==== Text under study
After suffering an injury last year while moving a patient, Tanya Walsh, RN, coordinator of the No Lift Protocol at Highland Hospital, became concerned that other nurses might also injure themselves while working with patients.
Now, Walsh is spearheading an effort to raise patient lifting and safety awareness with staff nurses, and for help in her efforts she is utilizing the resources of the Safe Lifting Environment campaign.
It all starts with education, says Walsh, and without it nurses can find themselves in a difficult situation.
"In nursing schools, you are taught to use good body mechanics and limited use of lifting equipment to prevent injury," said Walsh. "You aren't taught all the core lifting components, partly because the new technologies today are making the old ways of lifting patients obsolete."
With the rise of patient obesity and the fast pace of the hospital, injuries can happen easily when nurses attempt to lift and reposition patients without help from other nurses or with the proper equipment.
"In 2005 alone, there were 18 nurses on my unit that suffered from lifting injuries and at around $100,000 per claim, the administration was open to a change," Walsh said.
So she set out to create a No Lift Protocol designed to decrease caregiver injury and promote independence of the patient population at Highland Hospital.
========
__Required work__.
Retype part of the article on safe patient lifting word for word, beginning at the words that include "With the rise" and stopping after "the proper equipment.". The entries are unrelated material and stand apart from the article on safe patient lifting.
==== Raw data
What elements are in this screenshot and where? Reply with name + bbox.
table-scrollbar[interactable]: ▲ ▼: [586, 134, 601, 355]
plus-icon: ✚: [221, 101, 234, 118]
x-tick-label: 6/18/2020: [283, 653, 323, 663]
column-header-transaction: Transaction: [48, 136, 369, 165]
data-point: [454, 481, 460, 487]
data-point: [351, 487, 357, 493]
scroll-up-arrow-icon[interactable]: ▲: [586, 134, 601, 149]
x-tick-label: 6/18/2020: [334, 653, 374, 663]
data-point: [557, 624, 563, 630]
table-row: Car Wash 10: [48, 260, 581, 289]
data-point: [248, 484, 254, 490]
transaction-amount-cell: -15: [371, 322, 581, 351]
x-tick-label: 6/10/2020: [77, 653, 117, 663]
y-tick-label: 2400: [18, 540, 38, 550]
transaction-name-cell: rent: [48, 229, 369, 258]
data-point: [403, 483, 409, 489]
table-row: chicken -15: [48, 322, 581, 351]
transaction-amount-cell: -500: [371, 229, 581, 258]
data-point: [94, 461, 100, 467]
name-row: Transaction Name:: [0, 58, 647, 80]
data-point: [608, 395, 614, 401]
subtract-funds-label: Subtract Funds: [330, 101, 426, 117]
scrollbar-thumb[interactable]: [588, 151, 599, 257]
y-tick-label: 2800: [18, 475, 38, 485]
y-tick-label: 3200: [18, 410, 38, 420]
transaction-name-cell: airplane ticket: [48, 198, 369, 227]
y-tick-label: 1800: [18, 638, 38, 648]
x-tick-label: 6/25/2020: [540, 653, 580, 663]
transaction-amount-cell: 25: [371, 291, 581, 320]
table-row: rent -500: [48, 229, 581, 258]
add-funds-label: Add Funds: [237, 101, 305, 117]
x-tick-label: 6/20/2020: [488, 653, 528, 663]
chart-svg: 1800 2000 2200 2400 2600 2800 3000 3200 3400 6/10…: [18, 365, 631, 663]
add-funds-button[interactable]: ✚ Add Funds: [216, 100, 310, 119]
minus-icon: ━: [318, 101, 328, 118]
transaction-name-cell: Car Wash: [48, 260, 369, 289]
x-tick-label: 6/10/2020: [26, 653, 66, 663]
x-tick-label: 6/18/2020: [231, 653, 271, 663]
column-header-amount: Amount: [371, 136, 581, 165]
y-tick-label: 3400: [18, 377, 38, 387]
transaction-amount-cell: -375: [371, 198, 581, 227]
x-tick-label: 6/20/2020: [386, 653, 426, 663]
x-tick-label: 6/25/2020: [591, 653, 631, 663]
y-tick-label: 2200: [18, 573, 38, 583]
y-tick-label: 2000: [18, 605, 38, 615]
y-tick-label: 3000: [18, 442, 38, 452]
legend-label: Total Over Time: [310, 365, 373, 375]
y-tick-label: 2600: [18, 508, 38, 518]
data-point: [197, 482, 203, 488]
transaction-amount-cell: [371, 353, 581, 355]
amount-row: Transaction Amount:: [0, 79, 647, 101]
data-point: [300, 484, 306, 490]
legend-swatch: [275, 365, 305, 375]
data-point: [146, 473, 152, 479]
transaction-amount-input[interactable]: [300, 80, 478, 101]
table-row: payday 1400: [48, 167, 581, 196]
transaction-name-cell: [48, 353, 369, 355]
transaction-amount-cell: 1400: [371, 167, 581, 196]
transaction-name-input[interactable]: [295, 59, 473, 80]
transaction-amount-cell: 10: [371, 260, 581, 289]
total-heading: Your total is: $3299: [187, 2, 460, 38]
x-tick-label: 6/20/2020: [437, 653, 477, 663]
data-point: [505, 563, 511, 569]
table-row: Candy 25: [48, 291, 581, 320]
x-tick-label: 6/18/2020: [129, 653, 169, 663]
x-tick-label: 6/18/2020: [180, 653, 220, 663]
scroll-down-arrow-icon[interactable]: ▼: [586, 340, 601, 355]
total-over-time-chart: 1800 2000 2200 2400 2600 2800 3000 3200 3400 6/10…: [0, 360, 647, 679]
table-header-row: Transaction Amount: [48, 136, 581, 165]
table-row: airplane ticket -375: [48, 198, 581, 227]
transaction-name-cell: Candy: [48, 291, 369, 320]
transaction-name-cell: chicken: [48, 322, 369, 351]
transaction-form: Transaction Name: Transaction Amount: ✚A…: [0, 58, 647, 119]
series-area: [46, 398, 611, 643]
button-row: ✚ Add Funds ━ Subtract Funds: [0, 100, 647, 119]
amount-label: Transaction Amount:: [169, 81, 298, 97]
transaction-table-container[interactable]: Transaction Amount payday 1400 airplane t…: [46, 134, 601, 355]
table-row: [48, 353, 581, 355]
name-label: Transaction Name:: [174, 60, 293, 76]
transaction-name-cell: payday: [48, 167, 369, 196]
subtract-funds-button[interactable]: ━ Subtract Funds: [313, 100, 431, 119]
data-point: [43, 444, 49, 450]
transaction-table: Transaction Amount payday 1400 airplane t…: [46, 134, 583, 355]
========
__Answer to the problem__.
With the rise of patient obesity and the fast pace of the hospital, injuries can happen easily when nurses attempt to lift and reposition patients without help from other nurses or with the proper equipment.